··· Information given ···

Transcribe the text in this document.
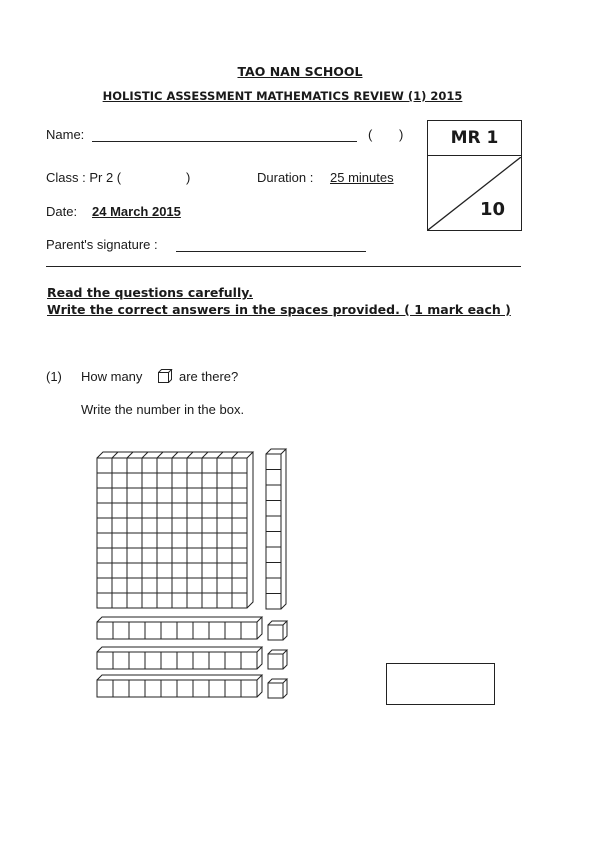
TAO NAN SCHOOL
HOLISTIC ASSESSMENT MATHEMATICS REVIEW (1) 2015
Name:	( )
Class : Pr 2 (	)	Duration : 25 minutes
Date:	24 March 2015
Parent's signature :
MR 1
10
Read the questions carefully.
Write the correct answers in the spaces provided. ( 1 mark each )
(1) How many	are there?
Write the number in the box.
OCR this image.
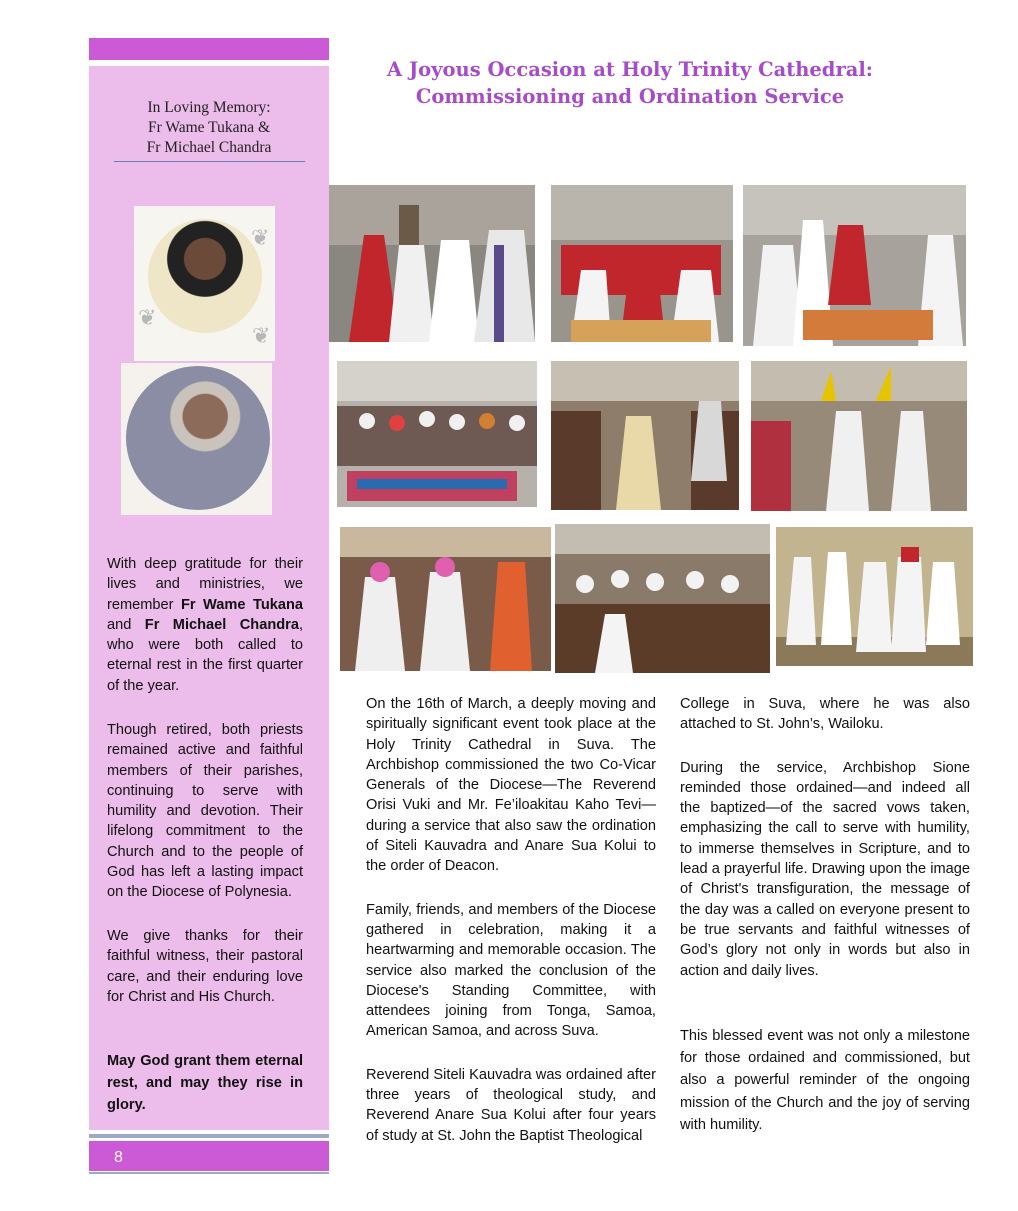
In Loving Memory:
Fr Wame Tukana &
Fr Michael Chandra
❦
❦
❦
With deep gratitude for their lives and ministries, we remember Fr Wame Tukana and Fr Michael Chandra, who were both called to eternal rest in the first quarter of the year.
Though retired, both priests remained active and faithful members of their parishes, continuing to serve with humility and devotion. Their lifelong commitment to the Church and to the people of God has left a lasting impact on the Diocese of Polynesia.
We give thanks for their faithful witness, their pastoral care, and their enduring love for Christ and His Church.
May God grant them eternal rest, and may they rise in glory.
8
A Joyous Occasion at Holy Trinity Cathedral:
Commissioning and Ordination Service

On the 16th of March, a deeply moving and spiritually significant event took place at the Holy Trinity Cathedral in Suva. The Archbishop commissioned the two Co-Vicar Generals of the Diocese—The Reverend Orisi Vuki and Mr. Fe’iloakitau Kaho Tevi—during a service that also saw the ordination of Siteli Kauvadra and Anare Sua Kolui to the order of Deacon.

Family, friends, and members of the Diocese gathered in celebration, making it a heartwarming and memorable occasion. The service also marked the conclusion of the Diocese's Standing Committee, with attendees joining from Tonga, Samoa, American Samoa, and across Suva.

Reverend Siteli Kauvadra was ordained after three years of theological study, and Reverend Anare Sua Kolui after four years of study at St. John the Baptist Theological

College in Suva, where he was also attached to St. John’s, Wailoku.

During the service, Archbishop Sione reminded those ordained—and indeed all the baptized—of the sacred vows taken, emphasizing the call to serve with humility, to immerse themselves in Scripture, and to lead a prayerful life. Drawing upon the image of Christ's transfiguration, the message of the day was a called on everyone present to be true servants and faithful witnesses of God’s glory not only in words but also in action and daily lives.

This blessed event was not only a milestone for those ordained and commissioned, but also a powerful reminder of the ongoing mission of the Church and the joy of serving with humility.
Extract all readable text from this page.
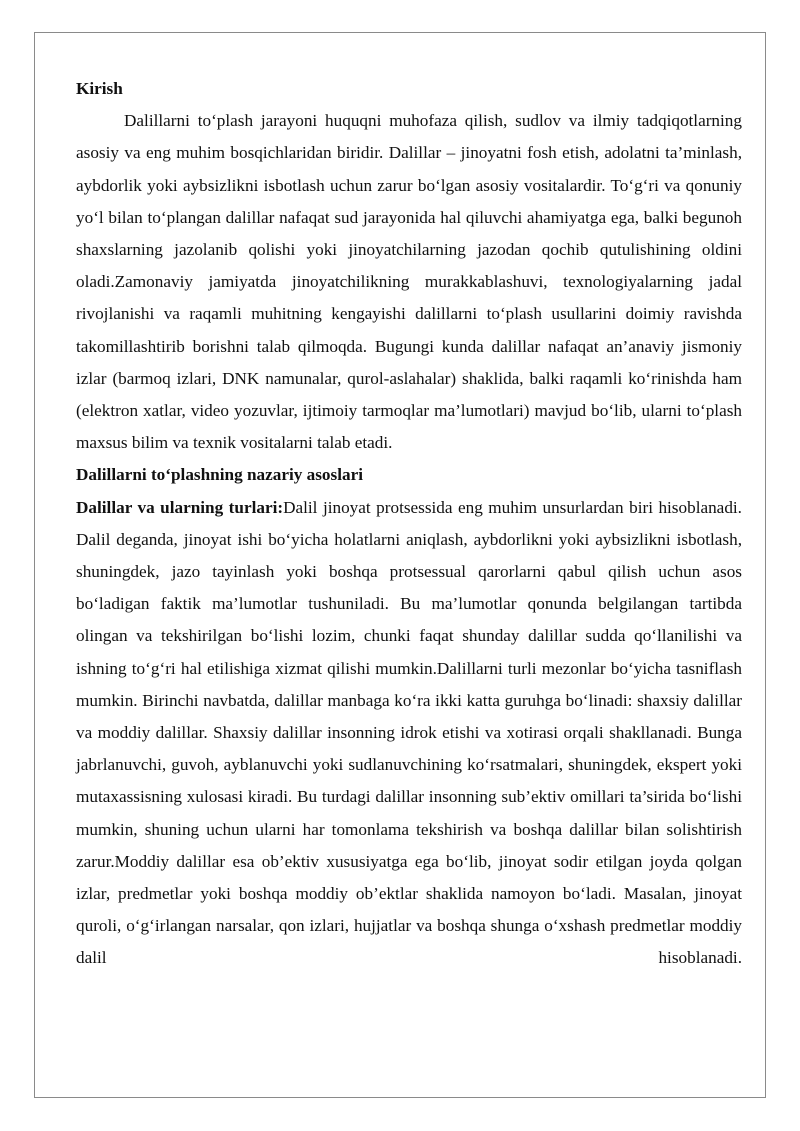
Kirish

Dalillarni to‘plash jarayoni huquqni muhofaza qilish, sudlov va ilmiy tadqiqotlarning asosiy va eng muhim bosqichlaridan biridir. Dalillar – jinoyatni fosh etish, adolatni ta’minlash, aybdorlik yoki aybsizlikni isbotlash uchun zarur bo‘lgan asosiy vositalardir. To‘g‘ri va qonuniy yo‘l bilan to‘plangan dalillar nafaqat sud jarayonida hal qiluvchi ahamiyatga ega, balki begunoh shaxslarning jazolanib qolishi yoki jinoyatchilarning jazodan qochib qutulishining oldini oladi.Zamonaviy jamiyatda jinoyatchilikning murakkablashuvi, texnologiyalarning jadal rivojlanishi va raqamli muhitning kengayishi dalillarni to‘plash usullarini doimiy ravishda takomillashtirib borishni talab qilmoqda. Bugungi kunda dalillar nafaqat an’anaviy jismoniy izlar (barmoq izlari, DNK namunalar, qurol-aslahalar) shaklida, balki raqamli ko‘rinishda ham (elektron xatlar, video yozuvlar, ijtimoiy tarmoqlar ma’lumotlari) mavjud bo‘lib, ularni to‘plash maxsus bilim va texnik vositalarni talab etadi.

Dalillarni to‘plashning nazariy asoslari

Dalillar va ularning turlari:Dalil jinoyat protsessida eng muhim unsurlardan biri hisoblanadi. Dalil deganda, jinoyat ishi bo‘yicha holatlarni aniqlash, aybdorlikni yoki aybsizlikni isbotlash, shuningdek, jazo tayinlash yoki boshqa protsessual qarorlarni qabul qilish uchun asos bo‘ladigan faktik ma’lumotlar tushuniladi. Bu ma’lumotlar qonunda belgilangan tartibda olingan va tekshirilgan bo‘lishi lozim, chunki faqat shunday dalillar sudda qo‘llanilishi va ishning to‘g‘ri hal etilishiga xizmat qilishi mumkin.Dalillarni turli mezonlar bo‘yicha tasniflash mumkin. Birinchi navbatda, dalillar manbaga ko‘ra ikki katta guruhga bo‘linadi: shaxsiy dalillar va moddiy dalillar. Shaxsiy dalillar insonning idrok etishi va xotirasi orqali shakllanadi. Bunga jabrlanuvchi, guvoh, ayblanuvchi yoki sudlanuvchining ko‘rsatmalari, shuningdek, ekspert yoki mutaxassisning xulosasi kiradi. Bu turdagi dalillar insonning sub’ektiv omillari ta’sirida bo‘lishi mumkin, shuning uchun ularni har tomonlama tekshirish va boshqa dalillar bilan solishtirish zarur.Moddiy dalillar esa ob’ektiv xususiyatga ega bo‘lib, jinoyat sodir etilgan joyda qolgan izlar, predmetlar yoki boshqa moddiy ob’ektlar shaklida namoyon bo‘ladi. Masalan, jinoyat quroli, o‘g‘irlangan narsalar, qon izlari, hujjatlar va boshqa shunga o‘xshash predmetlar moddiy dalil hisoblanadi.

···

Do this: Going through the data, tally the lines containing "eternal" and report only the result.

Correct result: 2